━━━ Given information ━━━
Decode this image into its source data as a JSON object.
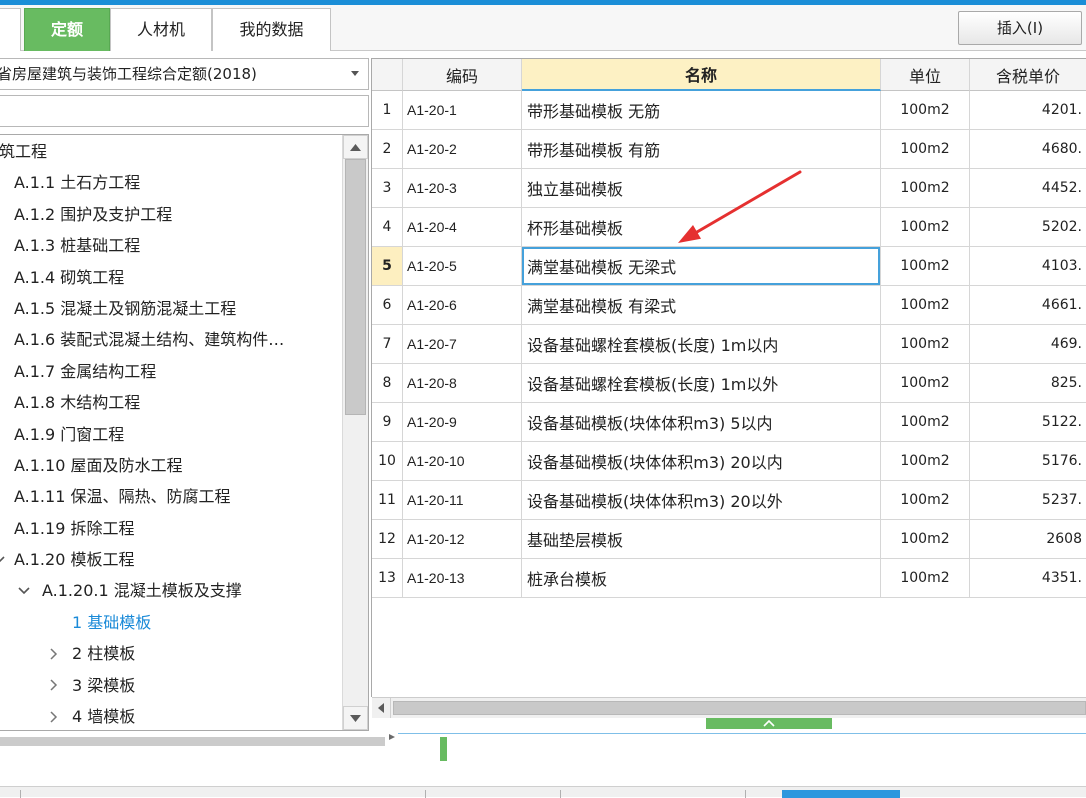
{
  "app": {
    "tabs": [
      {
        "label": "定额",
        "active": true
      },
      {
        "label": "人材机",
        "active": false
      },
      {
        "label": "我的数据",
        "active": false
      }
    ],
    "insert_button": "插入(I)"
  },
  "library": {
    "selected": "省房屋建筑与装饰工程综合定额(2018)"
  },
  "tree": {
    "items": [
      {
        "label": "筑工程"
      },
      {
        "label": "A.1.1 土石方工程"
      },
      {
        "label": "A.1.2 围护及支护工程"
      },
      {
        "label": "A.1.3 桩基础工程"
      },
      {
        "label": "A.1.4 砌筑工程"
      },
      {
        "label": "A.1.5 混凝土及钢筋混凝土工程"
      },
      {
        "label": "A.1.6 装配式混凝土结构、建筑构件…"
      },
      {
        "label": "A.1.7 金属结构工程"
      },
      {
        "label": "A.1.8 木结构工程"
      },
      {
        "label": "A.1.9 门窗工程"
      },
      {
        "label": "A.1.10 屋面及防水工程"
      },
      {
        "label": "A.1.11 保温、隔热、防腐工程"
      },
      {
        "label": "A.1.19 拆除工程"
      },
      {
        "label": "A.1.20 模板工程",
        "expanded": true
      },
      {
        "label": "A.1.20.1 混凝土模板及支撑",
        "expanded": true
      },
      {
        "label": "1 基础模板",
        "selected": true
      },
      {
        "label": "2 柱模板",
        "expanded": false
      },
      {
        "label": "3 梁模板",
        "expanded": false
      },
      {
        "label": "4 墙模板",
        "expanded": false
      }
    ]
  },
  "table": {
    "columns": {
      "code": "编码",
      "name": "名称",
      "unit": "单位",
      "price": "含税单价"
    },
    "rows": [
      {
        "no": "1",
        "code": "A1-20-1",
        "name": "带形基础模板 无筋",
        "unit": "100m2",
        "price": "4201."
      },
      {
        "no": "2",
        "code": "A1-20-2",
        "name": "带形基础模板 有筋",
        "unit": "100m2",
        "price": "4680."
      },
      {
        "no": "3",
        "code": "A1-20-3",
        "name": "独立基础模板",
        "unit": "100m2",
        "price": "4452."
      },
      {
        "no": "4",
        "code": "A1-20-4",
        "name": "杯形基础模板",
        "unit": "100m2",
        "price": "5202."
      },
      {
        "no": "5",
        "code": "A1-20-5",
        "name": "满堂基础模板 无梁式",
        "unit": "100m2",
        "price": "4103.",
        "selected": true
      },
      {
        "no": "6",
        "code": "A1-20-6",
        "name": "满堂基础模板 有梁式",
        "unit": "100m2",
        "price": "4661."
      },
      {
        "no": "7",
        "code": "A1-20-7",
        "name": "设备基础螺栓套模板(长度) 1m以内",
        "unit": "100m2",
        "price": "469."
      },
      {
        "no": "8",
        "code": "A1-20-8",
        "name": "设备基础螺栓套模板(长度) 1m以外",
        "unit": "100m2",
        "price": "825."
      },
      {
        "no": "9",
        "code": "A1-20-9",
        "name": "设备基础模板(块体体积m3) 5以内",
        "unit": "100m2",
        "price": "5122."
      },
      {
        "no": "10",
        "code": "A1-20-10",
        "name": "设备基础模板(块体体积m3) 20以内",
        "unit": "100m2",
        "price": "5176."
      },
      {
        "no": "11",
        "code": "A1-20-11",
        "name": "设备基础模板(块体体积m3) 20以外",
        "unit": "100m2",
        "price": "5237."
      },
      {
        "no": "12",
        "code": "A1-20-12",
        "name": "基础垫层模板",
        "unit": "100m2",
        "price": "2608"
      },
      {
        "no": "13",
        "code": "A1-20-13",
        "name": "桩承台模板",
        "unit": "100m2",
        "price": "4351."
      }
    ]
  },
  "theme": {
    "accent_green": "#68bb61",
    "top_blue": "#1b8ed7",
    "selection_blue": "#45a1db",
    "tree_selected_text": "#1a8ad8",
    "header_highlight": "#fdf1c4",
    "annotation_red": "#e53030"
  },
  "icons": {
    "library_dropdown": "caret-down-icon",
    "scroll_up": "caret-up-icon",
    "scroll_down": "caret-down-icon",
    "scroll_left": "caret-left-icon",
    "tree_expanded": "chevron-down-icon",
    "tree_collapsed": "chevron-right-icon",
    "panel_collapse": "chevron-up-icon",
    "annotation": "red-arrow"
  }
}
━━━
== Prompt ==
Identify each line holding the string "down", and copy it out.

== Answer ==
    "library_dropdown": "caret-down-icon",
    "scroll_down": "caret-down-icon",
    "tree_expanded": "chevron-down-icon",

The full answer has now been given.